(Collected data)
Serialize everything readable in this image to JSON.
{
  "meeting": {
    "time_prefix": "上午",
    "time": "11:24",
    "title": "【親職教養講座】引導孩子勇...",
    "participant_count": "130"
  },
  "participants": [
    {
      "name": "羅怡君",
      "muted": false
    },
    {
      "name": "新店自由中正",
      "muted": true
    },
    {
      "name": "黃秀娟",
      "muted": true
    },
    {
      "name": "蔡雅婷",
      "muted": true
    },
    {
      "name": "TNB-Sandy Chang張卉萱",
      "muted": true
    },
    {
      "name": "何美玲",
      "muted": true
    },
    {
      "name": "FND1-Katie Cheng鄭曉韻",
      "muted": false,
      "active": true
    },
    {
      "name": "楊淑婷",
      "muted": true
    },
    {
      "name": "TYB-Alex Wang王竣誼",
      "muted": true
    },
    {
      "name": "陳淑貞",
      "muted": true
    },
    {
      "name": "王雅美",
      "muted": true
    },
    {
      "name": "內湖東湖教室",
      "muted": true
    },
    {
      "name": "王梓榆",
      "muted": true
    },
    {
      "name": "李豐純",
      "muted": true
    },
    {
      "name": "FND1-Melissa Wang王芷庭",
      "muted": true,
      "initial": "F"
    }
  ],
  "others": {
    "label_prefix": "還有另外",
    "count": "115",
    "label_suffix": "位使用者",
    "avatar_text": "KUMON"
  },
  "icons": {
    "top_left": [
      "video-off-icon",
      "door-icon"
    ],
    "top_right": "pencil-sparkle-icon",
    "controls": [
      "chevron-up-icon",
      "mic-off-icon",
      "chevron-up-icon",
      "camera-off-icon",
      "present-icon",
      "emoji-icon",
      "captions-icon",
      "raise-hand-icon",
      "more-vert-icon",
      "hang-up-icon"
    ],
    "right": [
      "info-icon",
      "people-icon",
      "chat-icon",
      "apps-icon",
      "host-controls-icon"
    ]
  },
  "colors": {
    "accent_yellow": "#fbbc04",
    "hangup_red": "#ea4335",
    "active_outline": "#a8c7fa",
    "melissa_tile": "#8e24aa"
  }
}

_EXERCISE DESCRIPTION_. Write every line of the material above again, exactly.

_ANSWER FOR THIS EXERCISE_.
Serialize everything readable in this image to JSON.
{
  "meeting": {
    "time_prefix": "上午",
    "time": "11:24",
    "title": "【親職教養講座】引導孩子勇...",
    "participant_count": "130"
  },
  "participants": [
    {
      "name": "羅怡君",
      "muted": false
    },
    {
      "name": "新店自由中正",
      "muted": true
    },
    {
      "name": "黃秀娟",
      "muted": true
    },
    {
      "name": "蔡雅婷",
      "muted": true
    },
    {
      "name": "TNB-Sandy Chang張卉萱",
      "muted": true
    },
    {
      "name": "何美玲",
      "muted": true
    },
    {
      "name": "FND1-Katie Cheng鄭曉韻",
      "muted": false,
      "active": true
    },
    {
      "name": "楊淑婷",
      "muted": true
    },
    {
      "name": "TYB-Alex Wang王竣誼",
      "muted": true
    },
    {
      "name": "陳淑貞",
      "muted": true
    },
    {
      "name": "王雅美",
      "muted": true
    },
    {
      "name": "內湖東湖教室",
      "muted": true
    },
    {
      "name": "王梓榆",
      "muted": true
    },
    {
      "name": "李豐純",
      "muted": true
    },
    {
      "name": "FND1-Melissa Wang王芷庭",
      "muted": true,
      "initial": "F"
    }
  ],
  "others": {
    "label_prefix": "還有另外",
    "count": "115",
    "label_suffix": "位使用者",
    "avatar_text": "KUMON"
  },
  "icons": {
    "top_left": [
      "video-off-icon",
      "door-icon"
    ],
    "top_right": "pencil-sparkle-icon",
    "controls": [
      "chevron-up-icon",
      "mic-off-icon",
      "chevron-up-icon",
      "camera-off-icon",
      "present-icon",
      "emoji-icon",
      "captions-icon",
      "raise-hand-icon",
      "more-vert-icon",
      "hang-up-icon"
    ],
    "right": [
      "info-icon",
      "people-icon",
      "chat-icon",
      "apps-icon",
      "host-controls-icon"
    ]
  },
  "colors": {
    "accent_yellow": "#fbbc04",
    "hangup_red": "#ea4335",
    "active_outline": "#a8c7fa",
    "melissa_tile": "#8e24aa"
  }
}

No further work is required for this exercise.